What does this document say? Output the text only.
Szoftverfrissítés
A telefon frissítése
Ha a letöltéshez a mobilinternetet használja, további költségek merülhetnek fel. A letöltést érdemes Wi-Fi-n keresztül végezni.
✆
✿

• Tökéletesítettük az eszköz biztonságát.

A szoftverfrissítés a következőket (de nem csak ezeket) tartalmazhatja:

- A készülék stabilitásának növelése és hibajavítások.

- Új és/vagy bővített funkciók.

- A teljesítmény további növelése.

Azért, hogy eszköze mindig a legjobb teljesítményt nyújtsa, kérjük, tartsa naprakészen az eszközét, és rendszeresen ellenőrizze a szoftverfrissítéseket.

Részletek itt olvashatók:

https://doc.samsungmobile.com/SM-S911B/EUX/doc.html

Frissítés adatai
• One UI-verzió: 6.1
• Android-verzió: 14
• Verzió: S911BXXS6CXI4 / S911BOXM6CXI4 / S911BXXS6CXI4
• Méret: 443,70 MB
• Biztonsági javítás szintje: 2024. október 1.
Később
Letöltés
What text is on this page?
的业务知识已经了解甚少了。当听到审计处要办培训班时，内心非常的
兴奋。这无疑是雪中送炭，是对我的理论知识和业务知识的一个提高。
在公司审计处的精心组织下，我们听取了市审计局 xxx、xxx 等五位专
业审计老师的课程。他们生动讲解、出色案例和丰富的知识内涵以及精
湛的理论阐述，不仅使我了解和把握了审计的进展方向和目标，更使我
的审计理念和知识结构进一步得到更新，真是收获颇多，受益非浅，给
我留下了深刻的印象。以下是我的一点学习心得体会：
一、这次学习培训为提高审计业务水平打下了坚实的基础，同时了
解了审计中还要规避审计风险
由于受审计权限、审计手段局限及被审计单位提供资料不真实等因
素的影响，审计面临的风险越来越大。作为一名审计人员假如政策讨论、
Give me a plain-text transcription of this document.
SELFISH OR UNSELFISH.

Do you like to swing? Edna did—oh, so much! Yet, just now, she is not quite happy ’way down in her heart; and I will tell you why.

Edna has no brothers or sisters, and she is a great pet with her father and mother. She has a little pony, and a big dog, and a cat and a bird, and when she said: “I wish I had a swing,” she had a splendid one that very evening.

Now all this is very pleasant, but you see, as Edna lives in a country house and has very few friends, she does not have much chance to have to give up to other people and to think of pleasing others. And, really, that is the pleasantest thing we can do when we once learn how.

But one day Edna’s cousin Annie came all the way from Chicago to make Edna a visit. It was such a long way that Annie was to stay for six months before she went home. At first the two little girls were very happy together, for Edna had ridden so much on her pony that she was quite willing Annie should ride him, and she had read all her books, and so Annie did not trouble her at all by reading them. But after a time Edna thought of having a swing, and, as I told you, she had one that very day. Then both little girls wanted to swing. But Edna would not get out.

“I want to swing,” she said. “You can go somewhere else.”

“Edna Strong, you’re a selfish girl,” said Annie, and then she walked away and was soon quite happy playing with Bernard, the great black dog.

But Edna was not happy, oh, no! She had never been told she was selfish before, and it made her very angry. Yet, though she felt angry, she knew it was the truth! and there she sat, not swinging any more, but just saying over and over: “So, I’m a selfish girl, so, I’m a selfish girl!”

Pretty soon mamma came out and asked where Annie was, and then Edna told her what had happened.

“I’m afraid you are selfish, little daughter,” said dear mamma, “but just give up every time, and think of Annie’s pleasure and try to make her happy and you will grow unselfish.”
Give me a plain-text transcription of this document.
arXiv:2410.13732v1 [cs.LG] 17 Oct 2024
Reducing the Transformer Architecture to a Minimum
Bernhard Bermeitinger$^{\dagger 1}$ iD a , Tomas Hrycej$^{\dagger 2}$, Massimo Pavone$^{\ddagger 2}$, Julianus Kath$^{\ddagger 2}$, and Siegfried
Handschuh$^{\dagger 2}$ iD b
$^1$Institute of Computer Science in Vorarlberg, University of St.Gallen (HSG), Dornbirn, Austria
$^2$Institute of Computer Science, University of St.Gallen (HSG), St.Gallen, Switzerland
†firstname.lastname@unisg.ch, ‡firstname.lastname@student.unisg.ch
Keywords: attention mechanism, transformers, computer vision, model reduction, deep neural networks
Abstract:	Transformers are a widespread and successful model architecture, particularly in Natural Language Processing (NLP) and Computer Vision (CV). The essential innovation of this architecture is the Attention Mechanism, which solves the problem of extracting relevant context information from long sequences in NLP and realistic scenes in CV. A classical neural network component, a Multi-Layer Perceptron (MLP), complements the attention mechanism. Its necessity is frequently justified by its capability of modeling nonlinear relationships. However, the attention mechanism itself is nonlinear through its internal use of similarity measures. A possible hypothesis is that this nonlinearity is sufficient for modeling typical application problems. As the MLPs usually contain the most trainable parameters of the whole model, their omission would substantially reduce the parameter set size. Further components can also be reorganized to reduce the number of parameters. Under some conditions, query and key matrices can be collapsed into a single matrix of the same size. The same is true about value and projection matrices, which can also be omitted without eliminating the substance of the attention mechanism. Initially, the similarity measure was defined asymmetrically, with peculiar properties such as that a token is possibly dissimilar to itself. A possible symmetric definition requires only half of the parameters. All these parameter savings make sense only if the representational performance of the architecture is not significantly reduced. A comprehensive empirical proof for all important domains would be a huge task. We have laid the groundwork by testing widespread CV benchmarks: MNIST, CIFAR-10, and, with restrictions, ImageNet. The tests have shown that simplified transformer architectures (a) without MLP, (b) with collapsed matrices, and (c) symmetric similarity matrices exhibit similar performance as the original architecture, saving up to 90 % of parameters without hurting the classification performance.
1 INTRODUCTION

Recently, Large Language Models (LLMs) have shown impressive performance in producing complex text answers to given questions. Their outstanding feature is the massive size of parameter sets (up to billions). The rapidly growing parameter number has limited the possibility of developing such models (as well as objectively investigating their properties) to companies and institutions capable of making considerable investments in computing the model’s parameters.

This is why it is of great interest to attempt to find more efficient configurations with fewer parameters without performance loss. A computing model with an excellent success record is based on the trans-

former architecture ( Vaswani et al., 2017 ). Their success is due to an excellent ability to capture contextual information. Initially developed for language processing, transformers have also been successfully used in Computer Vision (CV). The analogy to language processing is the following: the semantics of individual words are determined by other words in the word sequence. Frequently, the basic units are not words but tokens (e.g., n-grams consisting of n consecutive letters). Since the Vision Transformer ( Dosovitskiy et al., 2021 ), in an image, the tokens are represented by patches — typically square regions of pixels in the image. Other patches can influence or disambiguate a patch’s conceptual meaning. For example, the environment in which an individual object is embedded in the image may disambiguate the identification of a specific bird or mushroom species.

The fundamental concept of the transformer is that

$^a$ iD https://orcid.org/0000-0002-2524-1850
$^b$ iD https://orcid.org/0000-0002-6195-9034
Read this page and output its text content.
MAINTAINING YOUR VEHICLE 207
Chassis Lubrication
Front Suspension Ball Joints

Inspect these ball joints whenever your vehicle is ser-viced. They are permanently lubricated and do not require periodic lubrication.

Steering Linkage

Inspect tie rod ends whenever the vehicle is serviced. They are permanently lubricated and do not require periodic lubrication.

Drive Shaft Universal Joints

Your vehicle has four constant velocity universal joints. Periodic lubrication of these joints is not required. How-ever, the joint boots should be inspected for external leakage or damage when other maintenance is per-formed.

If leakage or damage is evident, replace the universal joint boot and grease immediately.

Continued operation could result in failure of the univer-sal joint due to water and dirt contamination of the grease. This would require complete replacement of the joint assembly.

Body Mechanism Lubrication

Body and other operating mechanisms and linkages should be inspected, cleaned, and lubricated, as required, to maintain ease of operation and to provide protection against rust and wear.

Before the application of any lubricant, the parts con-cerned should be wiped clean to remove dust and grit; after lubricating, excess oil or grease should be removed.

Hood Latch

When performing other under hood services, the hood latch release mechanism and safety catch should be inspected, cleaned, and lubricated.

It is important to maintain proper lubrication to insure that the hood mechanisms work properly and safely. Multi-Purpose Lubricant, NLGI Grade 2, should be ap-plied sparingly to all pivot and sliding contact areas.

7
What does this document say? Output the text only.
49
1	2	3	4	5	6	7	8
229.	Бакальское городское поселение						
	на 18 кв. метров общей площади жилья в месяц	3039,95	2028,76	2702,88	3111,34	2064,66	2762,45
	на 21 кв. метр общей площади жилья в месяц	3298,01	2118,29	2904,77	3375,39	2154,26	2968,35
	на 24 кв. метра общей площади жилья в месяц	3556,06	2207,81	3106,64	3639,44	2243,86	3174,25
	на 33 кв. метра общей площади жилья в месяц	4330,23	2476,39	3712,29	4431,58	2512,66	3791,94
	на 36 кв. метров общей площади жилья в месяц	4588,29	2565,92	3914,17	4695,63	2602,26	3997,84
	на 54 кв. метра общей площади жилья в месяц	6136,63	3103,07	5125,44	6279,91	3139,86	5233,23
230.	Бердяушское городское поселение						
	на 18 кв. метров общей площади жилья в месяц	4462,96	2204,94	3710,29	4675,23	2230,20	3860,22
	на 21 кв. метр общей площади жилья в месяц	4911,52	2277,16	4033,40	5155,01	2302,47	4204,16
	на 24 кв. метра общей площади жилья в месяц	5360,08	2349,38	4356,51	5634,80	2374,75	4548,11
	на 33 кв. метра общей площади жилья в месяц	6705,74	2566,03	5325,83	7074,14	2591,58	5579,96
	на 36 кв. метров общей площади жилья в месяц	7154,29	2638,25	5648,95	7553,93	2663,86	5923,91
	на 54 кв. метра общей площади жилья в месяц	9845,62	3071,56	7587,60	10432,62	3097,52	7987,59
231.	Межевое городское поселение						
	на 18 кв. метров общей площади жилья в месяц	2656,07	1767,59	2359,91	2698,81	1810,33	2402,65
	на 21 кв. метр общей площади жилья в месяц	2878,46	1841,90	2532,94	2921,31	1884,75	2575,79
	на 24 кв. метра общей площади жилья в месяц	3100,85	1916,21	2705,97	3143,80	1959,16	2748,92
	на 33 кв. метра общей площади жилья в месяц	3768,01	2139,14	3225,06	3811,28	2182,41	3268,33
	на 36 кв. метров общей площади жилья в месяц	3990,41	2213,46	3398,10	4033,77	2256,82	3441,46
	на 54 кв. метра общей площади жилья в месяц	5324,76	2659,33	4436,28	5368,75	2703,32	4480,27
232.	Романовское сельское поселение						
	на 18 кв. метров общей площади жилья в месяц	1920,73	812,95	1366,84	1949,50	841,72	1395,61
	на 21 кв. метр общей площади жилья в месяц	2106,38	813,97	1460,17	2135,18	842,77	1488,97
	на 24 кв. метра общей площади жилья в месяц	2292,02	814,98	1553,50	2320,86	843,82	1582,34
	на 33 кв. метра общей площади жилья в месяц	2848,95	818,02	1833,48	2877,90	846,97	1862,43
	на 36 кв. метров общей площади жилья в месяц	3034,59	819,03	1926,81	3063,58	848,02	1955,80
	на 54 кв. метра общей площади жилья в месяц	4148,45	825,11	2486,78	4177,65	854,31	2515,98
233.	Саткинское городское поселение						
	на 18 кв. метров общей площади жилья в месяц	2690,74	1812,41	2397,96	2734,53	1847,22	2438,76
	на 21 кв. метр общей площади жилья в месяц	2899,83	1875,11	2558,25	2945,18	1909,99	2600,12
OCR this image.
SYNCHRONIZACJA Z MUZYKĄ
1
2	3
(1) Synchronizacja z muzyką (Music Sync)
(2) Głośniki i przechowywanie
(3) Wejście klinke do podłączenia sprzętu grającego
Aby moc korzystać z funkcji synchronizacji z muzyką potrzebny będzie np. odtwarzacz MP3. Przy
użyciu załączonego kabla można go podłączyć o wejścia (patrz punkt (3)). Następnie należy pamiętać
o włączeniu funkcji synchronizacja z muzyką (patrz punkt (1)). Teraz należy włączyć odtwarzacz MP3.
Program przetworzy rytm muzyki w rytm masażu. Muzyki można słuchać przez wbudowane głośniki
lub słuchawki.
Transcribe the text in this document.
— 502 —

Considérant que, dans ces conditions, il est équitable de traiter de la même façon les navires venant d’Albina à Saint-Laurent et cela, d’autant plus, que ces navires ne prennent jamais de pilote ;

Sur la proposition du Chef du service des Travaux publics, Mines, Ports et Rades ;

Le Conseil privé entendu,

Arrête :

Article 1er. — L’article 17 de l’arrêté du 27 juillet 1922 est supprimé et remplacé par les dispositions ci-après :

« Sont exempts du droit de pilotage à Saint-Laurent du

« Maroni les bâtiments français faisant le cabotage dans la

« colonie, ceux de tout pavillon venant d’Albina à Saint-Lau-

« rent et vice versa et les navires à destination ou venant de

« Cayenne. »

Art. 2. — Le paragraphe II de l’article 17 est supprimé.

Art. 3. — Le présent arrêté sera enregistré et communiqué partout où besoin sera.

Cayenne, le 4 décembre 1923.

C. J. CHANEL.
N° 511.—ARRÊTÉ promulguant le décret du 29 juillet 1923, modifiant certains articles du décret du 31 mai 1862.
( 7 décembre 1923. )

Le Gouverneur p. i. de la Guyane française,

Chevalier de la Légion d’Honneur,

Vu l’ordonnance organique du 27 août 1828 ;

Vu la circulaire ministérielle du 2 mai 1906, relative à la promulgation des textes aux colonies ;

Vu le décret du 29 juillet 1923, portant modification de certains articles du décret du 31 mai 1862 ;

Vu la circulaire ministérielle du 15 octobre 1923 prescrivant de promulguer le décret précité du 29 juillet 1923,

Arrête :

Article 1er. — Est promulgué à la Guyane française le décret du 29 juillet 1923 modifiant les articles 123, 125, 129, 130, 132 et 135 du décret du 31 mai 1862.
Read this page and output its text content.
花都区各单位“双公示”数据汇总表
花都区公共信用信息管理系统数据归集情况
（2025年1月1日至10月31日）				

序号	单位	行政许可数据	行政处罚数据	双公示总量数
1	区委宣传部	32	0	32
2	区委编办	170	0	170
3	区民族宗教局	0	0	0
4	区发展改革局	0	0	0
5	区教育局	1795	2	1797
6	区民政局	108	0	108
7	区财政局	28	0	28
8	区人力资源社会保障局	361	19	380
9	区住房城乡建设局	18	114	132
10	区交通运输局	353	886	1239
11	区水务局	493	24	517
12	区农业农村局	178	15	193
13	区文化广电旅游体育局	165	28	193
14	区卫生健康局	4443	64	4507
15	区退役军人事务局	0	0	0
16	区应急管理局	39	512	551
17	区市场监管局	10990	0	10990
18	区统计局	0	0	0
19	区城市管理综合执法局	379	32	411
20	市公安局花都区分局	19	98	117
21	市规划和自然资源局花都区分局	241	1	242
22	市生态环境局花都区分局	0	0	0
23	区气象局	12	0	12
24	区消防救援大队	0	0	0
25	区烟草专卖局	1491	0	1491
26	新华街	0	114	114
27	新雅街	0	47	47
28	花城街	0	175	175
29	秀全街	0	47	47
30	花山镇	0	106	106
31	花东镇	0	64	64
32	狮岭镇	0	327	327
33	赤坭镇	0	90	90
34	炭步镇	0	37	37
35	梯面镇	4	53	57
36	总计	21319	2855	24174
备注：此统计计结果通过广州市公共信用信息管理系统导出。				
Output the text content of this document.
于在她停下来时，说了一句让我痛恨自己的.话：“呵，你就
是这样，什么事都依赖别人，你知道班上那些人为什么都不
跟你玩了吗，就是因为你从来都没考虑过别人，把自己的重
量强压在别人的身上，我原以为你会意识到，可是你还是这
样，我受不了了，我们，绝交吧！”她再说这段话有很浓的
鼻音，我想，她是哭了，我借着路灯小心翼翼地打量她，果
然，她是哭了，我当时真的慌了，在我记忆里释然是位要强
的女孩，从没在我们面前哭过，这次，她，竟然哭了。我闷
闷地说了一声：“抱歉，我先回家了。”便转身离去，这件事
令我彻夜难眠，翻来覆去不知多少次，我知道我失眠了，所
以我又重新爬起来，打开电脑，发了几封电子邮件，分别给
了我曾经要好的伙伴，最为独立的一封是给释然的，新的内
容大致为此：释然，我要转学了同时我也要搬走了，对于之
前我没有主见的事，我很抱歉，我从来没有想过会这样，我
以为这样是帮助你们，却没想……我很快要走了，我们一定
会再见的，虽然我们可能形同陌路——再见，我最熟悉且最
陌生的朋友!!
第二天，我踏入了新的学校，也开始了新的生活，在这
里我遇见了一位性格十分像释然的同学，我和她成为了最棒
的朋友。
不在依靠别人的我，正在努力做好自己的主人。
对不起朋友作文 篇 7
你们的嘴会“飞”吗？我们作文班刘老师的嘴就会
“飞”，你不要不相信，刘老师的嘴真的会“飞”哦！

##############################

GIVEN PROBLEM | Give every line of the material that includes the string "soon".

CORRECT RESULT |
“Edna Strong, you’re a selfish girl,” said Annie, and then she walked away and was soon quite happy playing with Bernard, the great black dog.
Pretty soon mamma came out and asked where Annie was, and then Edna told her what had happened.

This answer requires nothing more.